Problems to work on —
1/ Which sources of fugitive emissions in machinery does the fugitive emissions text name? List every one.
2/ Reproduce the fugitive emissions text word for word. Start at the words containing "The Evolution of" and stop after "of fugitive emissions.".

Text extract —
***

Fugitive Emissions Packing Standards: Understanding API 622

Fugitive Emissions Packing Standards: Understanding API 622Increasing pressure from the public and lawmakers about global warming and other environmental hazards has resulted in stricter standards for fugitive emissions. Fugitive emissions are gases or vapors, such as volatile organic compounds (VOCs) and greenhouse gases, that leak from pressurized equipment into the atmosphere. Fugitive emissions are costly not only in terms of human and environmental health, but they also pose a threat to profits in many industries.

Fugitive emissions can emanate from a number of sources in machinery, including valves, flanges, seals, sample connections, open-ended lines, pressure relief devices and screwed fittings. However, valves account for the greatest amount of fugitive emissions released from industrial processes, so selecting the right valve is key to ensuring an effective emissions control strategy.

The Evolution of Emissions Testing

The problem of air pollution was first brought to light in 1955 with the passing of the Air Pollution Control Act, which provided funds for government research into air pollution. This was followed by the Clean Air Act of 1963, which was aimed at improving and accelerating programs to prevent and decrease pollution. Amendments to the Clean Air Act in the 1970s meant new approaches to regulation, including national air quality standards as well as measurement and tracking of fugitive emissions.

In the 1980s and 1990s, the Environmental Protection Agency (EPA) began pursuing refineries, chemical plants, and other emissions-producing industries to institute leak detection and repair programs and to ensure that they were not under-reporting emissions. Companies that were found to be in violation were fined and issued consent decrees.

***

Records —
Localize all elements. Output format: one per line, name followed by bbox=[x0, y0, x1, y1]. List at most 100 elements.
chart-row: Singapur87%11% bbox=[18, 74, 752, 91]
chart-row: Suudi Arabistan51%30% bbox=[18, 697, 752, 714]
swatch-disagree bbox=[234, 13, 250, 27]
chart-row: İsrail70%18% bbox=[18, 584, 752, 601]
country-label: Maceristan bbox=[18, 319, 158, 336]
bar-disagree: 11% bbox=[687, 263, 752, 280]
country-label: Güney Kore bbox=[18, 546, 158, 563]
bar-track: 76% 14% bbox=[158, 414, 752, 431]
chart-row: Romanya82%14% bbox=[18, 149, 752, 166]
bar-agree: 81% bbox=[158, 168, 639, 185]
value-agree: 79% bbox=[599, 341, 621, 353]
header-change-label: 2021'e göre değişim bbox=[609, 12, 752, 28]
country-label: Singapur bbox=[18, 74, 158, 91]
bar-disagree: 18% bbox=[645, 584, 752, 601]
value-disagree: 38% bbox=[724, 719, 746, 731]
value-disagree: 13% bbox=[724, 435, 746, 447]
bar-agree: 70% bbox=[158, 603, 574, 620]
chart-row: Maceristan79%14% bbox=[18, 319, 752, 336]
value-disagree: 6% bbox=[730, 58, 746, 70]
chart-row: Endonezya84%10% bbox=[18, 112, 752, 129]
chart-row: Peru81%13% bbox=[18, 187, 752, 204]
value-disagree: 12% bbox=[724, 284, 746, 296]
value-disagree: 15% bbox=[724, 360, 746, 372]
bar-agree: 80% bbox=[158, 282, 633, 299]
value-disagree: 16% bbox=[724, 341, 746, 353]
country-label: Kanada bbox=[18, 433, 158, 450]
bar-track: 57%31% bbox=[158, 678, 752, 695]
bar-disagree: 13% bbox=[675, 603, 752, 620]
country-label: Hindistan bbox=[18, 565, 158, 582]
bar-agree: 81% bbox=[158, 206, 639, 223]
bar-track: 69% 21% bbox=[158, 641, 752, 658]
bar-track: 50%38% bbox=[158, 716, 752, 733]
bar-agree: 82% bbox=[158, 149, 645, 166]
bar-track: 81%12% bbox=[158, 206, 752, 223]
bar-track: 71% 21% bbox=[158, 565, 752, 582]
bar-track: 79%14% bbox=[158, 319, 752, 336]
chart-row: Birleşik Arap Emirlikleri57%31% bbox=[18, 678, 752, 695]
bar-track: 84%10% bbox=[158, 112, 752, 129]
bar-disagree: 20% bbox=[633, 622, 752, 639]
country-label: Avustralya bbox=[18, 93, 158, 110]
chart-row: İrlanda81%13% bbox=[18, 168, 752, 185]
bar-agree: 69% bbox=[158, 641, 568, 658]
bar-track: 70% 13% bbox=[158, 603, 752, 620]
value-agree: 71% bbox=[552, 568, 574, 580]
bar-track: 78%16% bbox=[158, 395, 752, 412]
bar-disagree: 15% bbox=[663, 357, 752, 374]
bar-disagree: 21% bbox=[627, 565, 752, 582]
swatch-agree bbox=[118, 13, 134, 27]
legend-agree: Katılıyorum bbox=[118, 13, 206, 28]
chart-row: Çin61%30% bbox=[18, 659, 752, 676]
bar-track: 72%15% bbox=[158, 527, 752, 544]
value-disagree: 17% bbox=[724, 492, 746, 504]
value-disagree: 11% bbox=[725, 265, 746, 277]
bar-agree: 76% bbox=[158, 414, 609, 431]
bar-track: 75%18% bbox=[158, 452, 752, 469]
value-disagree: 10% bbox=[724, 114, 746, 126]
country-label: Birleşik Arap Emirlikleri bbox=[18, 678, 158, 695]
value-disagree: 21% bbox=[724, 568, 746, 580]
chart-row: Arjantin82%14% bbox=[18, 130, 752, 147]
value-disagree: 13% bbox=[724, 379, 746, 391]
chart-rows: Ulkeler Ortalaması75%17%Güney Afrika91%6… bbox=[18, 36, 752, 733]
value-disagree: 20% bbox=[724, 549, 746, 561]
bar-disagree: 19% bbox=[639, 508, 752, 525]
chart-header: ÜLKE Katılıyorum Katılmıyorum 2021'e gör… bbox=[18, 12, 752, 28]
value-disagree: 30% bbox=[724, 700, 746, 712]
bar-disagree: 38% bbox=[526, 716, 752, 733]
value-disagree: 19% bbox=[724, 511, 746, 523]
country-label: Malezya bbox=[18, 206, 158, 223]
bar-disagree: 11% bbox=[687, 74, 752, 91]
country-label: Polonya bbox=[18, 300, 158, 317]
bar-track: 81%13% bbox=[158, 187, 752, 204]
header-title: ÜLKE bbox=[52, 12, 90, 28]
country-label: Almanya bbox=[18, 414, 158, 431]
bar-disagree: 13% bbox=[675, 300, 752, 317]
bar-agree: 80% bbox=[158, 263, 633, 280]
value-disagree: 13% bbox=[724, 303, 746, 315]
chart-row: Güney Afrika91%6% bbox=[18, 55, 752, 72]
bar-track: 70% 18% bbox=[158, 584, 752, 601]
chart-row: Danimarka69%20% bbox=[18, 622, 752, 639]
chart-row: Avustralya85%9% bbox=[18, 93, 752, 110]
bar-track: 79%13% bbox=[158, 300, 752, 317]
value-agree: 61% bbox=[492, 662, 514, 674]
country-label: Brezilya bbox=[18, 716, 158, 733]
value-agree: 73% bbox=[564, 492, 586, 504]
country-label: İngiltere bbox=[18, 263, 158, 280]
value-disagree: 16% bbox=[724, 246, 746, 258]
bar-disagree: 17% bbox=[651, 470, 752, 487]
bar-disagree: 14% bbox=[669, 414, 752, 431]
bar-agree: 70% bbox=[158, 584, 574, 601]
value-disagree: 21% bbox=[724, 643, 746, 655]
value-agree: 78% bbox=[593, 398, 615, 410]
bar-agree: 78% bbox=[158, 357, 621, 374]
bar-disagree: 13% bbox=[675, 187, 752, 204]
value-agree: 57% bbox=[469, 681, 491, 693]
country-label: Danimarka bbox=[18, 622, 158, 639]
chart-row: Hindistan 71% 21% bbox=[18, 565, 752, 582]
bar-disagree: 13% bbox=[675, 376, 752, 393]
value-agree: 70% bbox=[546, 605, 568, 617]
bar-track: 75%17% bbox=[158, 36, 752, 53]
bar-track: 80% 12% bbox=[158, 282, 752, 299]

***

Responses per task —
1/
- valves
- flanges
- seals
- sample connections
- open-ended lines
- pressure relief devices
- screwed fittings

2/
The Evolution of Emissions Testing

The problem of air pollution was first brought to light in 1955 with the passing of the Air Pollution Control Act, which provided funds for government research into air pollution. This was followed by the Clean Air Act of 1963, which was aimed at improving and accelerating programs to prevent and decrease pollution. Amendments to the Clean Air Act in the 1970s meant new approaches to regulation, including national air quality standards as well as measurement and tracking of fugitive emissions.